» **The request**
Would you transcribe the whole listing exactly, minus its pictures?

-- START OF Rows --

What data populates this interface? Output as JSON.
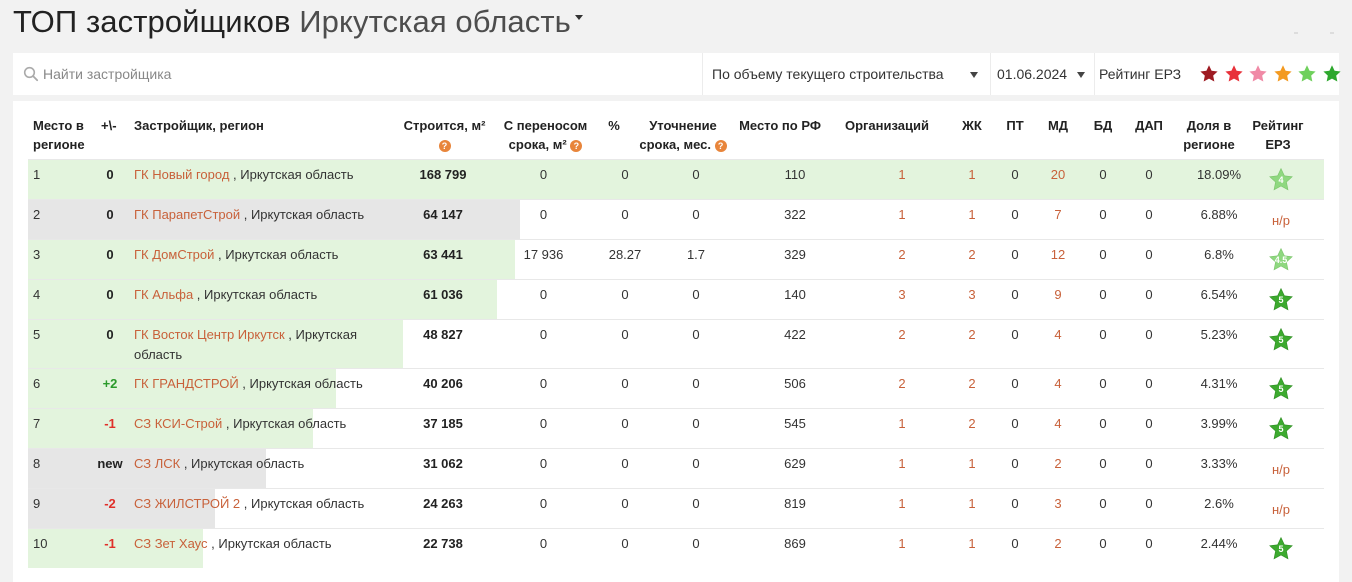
{
  "page": {
    "title_main": "ТОП застройщиков",
    "title_region": "Иркутская область"
  },
  "search": {
    "placeholder": "Найти застройщика",
    "icon": "search-icon"
  },
  "filters": {
    "sort_label": "По объему текущего строительства",
    "date_label": "01.06.2024",
    "rating_label": "Рейтинг ЕРЗ",
    "rating_star_colors": [
      "#9e1b22",
      "#e8313a",
      "#f08aa6",
      "#f39a21",
      "#6fd05c",
      "#2ea82e"
    ]
  },
  "columns": {
    "place": "Место в регионе",
    "delta": "+\\-",
    "developer": "Застройщик, регион",
    "building": "Строится, м²",
    "postponed": "С переносом срока, м²",
    "percent": "%",
    "clarify": "Уточнение срока, мес.",
    "rf_place": "Место по РФ",
    "orgs": "Организаций",
    "zhk": "ЖК",
    "pt": "ПТ",
    "md": "МД",
    "bd": "БД",
    "dap": "ДАП",
    "share": "Доля в регионе",
    "rating": "Рейтинг ЕРЗ"
  },
  "rows": [
    {
      "place": "1",
      "delta": "0",
      "name": "ГК Новый город",
      "region": ", Иркутская область",
      "building": "168 799",
      "postponed": "0",
      "percent": "0",
      "clarify": "0",
      "rf_place": "110",
      "orgs": "1",
      "zhk": "1",
      "pt": "0",
      "md": "20",
      "bd": "0",
      "dap": "0",
      "share": "18.09%",
      "rating": "4",
      "bar_fraction": 1.0
    },
    {
      "place": "2",
      "delta": "0",
      "name": "ГК ПарапетСтрой",
      "region": ", Иркутская область",
      "building": "64 147",
      "postponed": "0",
      "percent": "0",
      "clarify": "0",
      "rf_place": "322",
      "orgs": "1",
      "zhk": "1",
      "pt": "0",
      "md": "7",
      "bd": "0",
      "dap": "0",
      "share": "6.88%",
      "rating": "н/р",
      "bar_fraction": 0.38
    },
    {
      "place": "3",
      "delta": "0",
      "name": "ГК ДомСтрой",
      "region": ", Иркутская область",
      "building": "63 441",
      "postponed": "17 936",
      "percent": "28.27",
      "clarify": "1.7",
      "rf_place": "329",
      "orgs": "2",
      "zhk": "2",
      "pt": "0",
      "md": "12",
      "bd": "0",
      "dap": "0",
      "share": "6.8%",
      "rating": "4.5",
      "bar_fraction": 0.376
    },
    {
      "place": "4",
      "delta": "0",
      "name": "ГК Альфа",
      "region": ", Иркутская область",
      "building": "61 036",
      "postponed": "0",
      "percent": "0",
      "clarify": "0",
      "rf_place": "140",
      "orgs": "3",
      "zhk": "3",
      "pt": "0",
      "md": "9",
      "bd": "0",
      "dap": "0",
      "share": "6.54%",
      "rating": "5",
      "bar_fraction": 0.362
    },
    {
      "place": "5",
      "delta": "0",
      "name": "ГК Восток Центр Иркутск",
      "region": ", Иркутская область",
      "building": "48 827",
      "postponed": "0",
      "percent": "0",
      "clarify": "0",
      "rf_place": "422",
      "orgs": "2",
      "zhk": "2",
      "pt": "0",
      "md": "4",
      "bd": "0",
      "dap": "0",
      "share": "5.23%",
      "rating": "5",
      "bar_fraction": 0.289
    },
    {
      "place": "6",
      "delta": "+2",
      "name": "ГК ГРАНДСТРОЙ",
      "region": ", Иркутская область",
      "building": "40 206",
      "postponed": "0",
      "percent": "0",
      "clarify": "0",
      "rf_place": "506",
      "orgs": "2",
      "zhk": "2",
      "pt": "0",
      "md": "4",
      "bd": "0",
      "dap": "0",
      "share": "4.31%",
      "rating": "5",
      "bar_fraction": 0.238
    },
    {
      "place": "7",
      "delta": "-1",
      "name": "СЗ КСИ-Строй",
      "region": ", Иркутская область",
      "building": "37 185",
      "postponed": "0",
      "percent": "0",
      "clarify": "0",
      "rf_place": "545",
      "orgs": "1",
      "zhk": "2",
      "pt": "0",
      "md": "4",
      "bd": "0",
      "dap": "0",
      "share": "3.99%",
      "rating": "5",
      "bar_fraction": 0.22
    },
    {
      "place": "8",
      "delta": "new",
      "name": "СЗ ЛСК",
      "region": ", Иркутская область",
      "building": "31 062",
      "postponed": "0",
      "percent": "0",
      "clarify": "0",
      "rf_place": "629",
      "orgs": "1",
      "zhk": "1",
      "pt": "0",
      "md": "2",
      "bd": "0",
      "dap": "0",
      "share": "3.33%",
      "rating": "н/р",
      "bar_fraction": 0.184
    },
    {
      "place": "9",
      "delta": "-2",
      "name": "СЗ ЖИЛСТРОЙ 2",
      "region": ", Иркутская область",
      "building": "24 263",
      "postponed": "0",
      "percent": "0",
      "clarify": "0",
      "rf_place": "819",
      "orgs": "1",
      "zhk": "1",
      "pt": "0",
      "md": "3",
      "bd": "0",
      "dap": "0",
      "share": "2.6%",
      "rating": "н/р",
      "bar_fraction": 0.144
    },
    {
      "place": "10",
      "delta": "-1",
      "name": "СЗ Зет Хаус",
      "region": ", Иркутская область",
      "building": "22 738",
      "postponed": "0",
      "percent": "0",
      "clarify": "0",
      "rf_place": "869",
      "orgs": "1",
      "zhk": "1",
      "pt": "0",
      "md": "2",
      "bd": "0",
      "dap": "0",
      "share": "2.44%",
      "rating": "5",
      "bar_fraction": 0.135
    }
  ],
  "colors": {
    "star_green": "#3daa2f",
    "star_light_green": "#8fd880",
    "bar_up": "#e3f4dd",
    "bar_same": "#e6e6e6",
    "link": "#c8613a"
  }
}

-- END OF Rows --

» **The response**
What data populates this interface? Output as JSON.
{
  "page": {
    "title_main": "ТОП застройщиков",
    "title_region": "Иркутская область"
  },
  "search": {
    "placeholder": "Найти застройщика",
    "icon": "search-icon"
  },
  "filters": {
    "sort_label": "По объему текущего строительства",
    "date_label": "01.06.2024",
    "rating_label": "Рейтинг ЕРЗ",
    "rating_star_colors": [
      "#9e1b22",
      "#e8313a",
      "#f08aa6",
      "#f39a21",
      "#6fd05c",
      "#2ea82e"
    ]
  },
  "columns": {
    "place": "Место в регионе",
    "delta": "+\\-",
    "developer": "Застройщик, регион",
    "building": "Строится, м²",
    "postponed": "С переносом срока, м²",
    "percent": "%",
    "clarify": "Уточнение срока, мес.",
    "rf_place": "Место по РФ",
    "orgs": "Организаций",
    "zhk": "ЖК",
    "pt": "ПТ",
    "md": "МД",
    "bd": "БД",
    "dap": "ДАП",
    "share": "Доля в регионе",
    "rating": "Рейтинг ЕРЗ"
  },
  "rows": [
    {
      "place": "1",
      "delta": "0",
      "name": "ГК Новый город",
      "region": ", Иркутская область",
      "building": "168 799",
      "postponed": "0",
      "percent": "0",
      "clarify": "0",
      "rf_place": "110",
      "orgs": "1",
      "zhk": "1",
      "pt": "0",
      "md": "20",
      "bd": "0",
      "dap": "0",
      "share": "18.09%",
      "rating": "4",
      "bar_fraction": 1.0
    },
    {
      "place": "2",
      "delta": "0",
      "name": "ГК ПарапетСтрой",
      "region": ", Иркутская область",
      "building": "64 147",
      "postponed": "0",
      "percent": "0",
      "clarify": "0",
      "rf_place": "322",
      "orgs": "1",
      "zhk": "1",
      "pt": "0",
      "md": "7",
      "bd": "0",
      "dap": "0",
      "share": "6.88%",
      "rating": "н/р",
      "bar_fraction": 0.38
    },
    {
      "place": "3",
      "delta": "0",
      "name": "ГК ДомСтрой",
      "region": ", Иркутская область",
      "building": "63 441",
      "postponed": "17 936",
      "percent": "28.27",
      "clarify": "1.7",
      "rf_place": "329",
      "orgs": "2",
      "zhk": "2",
      "pt": "0",
      "md": "12",
      "bd": "0",
      "dap": "0",
      "share": "6.8%",
      "rating": "4.5",
      "bar_fraction": 0.376
    },
    {
      "place": "4",
      "delta": "0",
      "name": "ГК Альфа",
      "region": ", Иркутская область",
      "building": "61 036",
      "postponed": "0",
      "percent": "0",
      "clarify": "0",
      "rf_place": "140",
      "orgs": "3",
      "zhk": "3",
      "pt": "0",
      "md": "9",
      "bd": "0",
      "dap": "0",
      "share": "6.54%",
      "rating": "5",
      "bar_fraction": 0.362
    },
    {
      "place": "5",
      "delta": "0",
      "name": "ГК Восток Центр Иркутск",
      "region": ", Иркутская область",
      "building": "48 827",
      "postponed": "0",
      "percent": "0",
      "clarify": "0",
      "rf_place": "422",
      "orgs": "2",
      "zhk": "2",
      "pt": "0",
      "md": "4",
      "bd": "0",
      "dap": "0",
      "share": "5.23%",
      "rating": "5",
      "bar_fraction": 0.289
    },
    {
      "place": "6",
      "delta": "+2",
      "name": "ГК ГРАНДСТРОЙ",
      "region": ", Иркутская область",
      "building": "40 206",
      "postponed": "0",
      "percent": "0",
      "clarify": "0",
      "rf_place": "506",
      "orgs": "2",
      "zhk": "2",
      "pt": "0",
      "md": "4",
      "bd": "0",
      "dap": "0",
      "share": "4.31%",
      "rating": "5",
      "bar_fraction": 0.238
    },
    {
      "place": "7",
      "delta": "-1",
      "name": "СЗ КСИ-Строй",
      "region": ", Иркутская область",
      "building": "37 185",
      "postponed": "0",
      "percent": "0",
      "clarify": "0",
      "rf_place": "545",
      "orgs": "1",
      "zhk": "2",
      "pt": "0",
      "md": "4",
      "bd": "0",
      "dap": "0",
      "share": "3.99%",
      "rating": "5",
      "bar_fraction": 0.22
    },
    {
      "place": "8",
      "delta": "new",
      "name": "СЗ ЛСК",
      "region": ", Иркутская область",
      "building": "31 062",
      "postponed": "0",
      "percent": "0",
      "clarify": "0",
      "rf_place": "629",
      "orgs": "1",
      "zhk": "1",
      "pt": "0",
      "md": "2",
      "bd": "0",
      "dap": "0",
      "share": "3.33%",
      "rating": "н/р",
      "bar_fraction": 0.184
    },
    {
      "place": "9",
      "delta": "-2",
      "name": "СЗ ЖИЛСТРОЙ 2",
      "region": ", Иркутская область",
      "building": "24 263",
      "postponed": "0",
      "percent": "0",
      "clarify": "0",
      "rf_place": "819",
      "orgs": "1",
      "zhk": "1",
      "pt": "0",
      "md": "3",
      "bd": "0",
      "dap": "0",
      "share": "2.6%",
      "rating": "н/р",
      "bar_fraction": 0.144
    },
    {
      "place": "10",
      "delta": "-1",
      "name": "СЗ Зет Хаус",
      "region": ", Иркутская область",
      "building": "22 738",
      "postponed": "0",
      "percent": "0",
      "clarify": "0",
      "rf_place": "869",
      "orgs": "1",
      "zhk": "1",
      "pt": "0",
      "md": "2",
      "bd": "0",
      "dap": "0",
      "share": "2.44%",
      "rating": "5",
      "bar_fraction": 0.135
    }
  ],
  "colors": {
    "star_green": "#3daa2f",
    "star_light_green": "#8fd880",
    "bar_up": "#e3f4dd",
    "bar_same": "#e6e6e6",
    "link": "#c8613a"
  }
}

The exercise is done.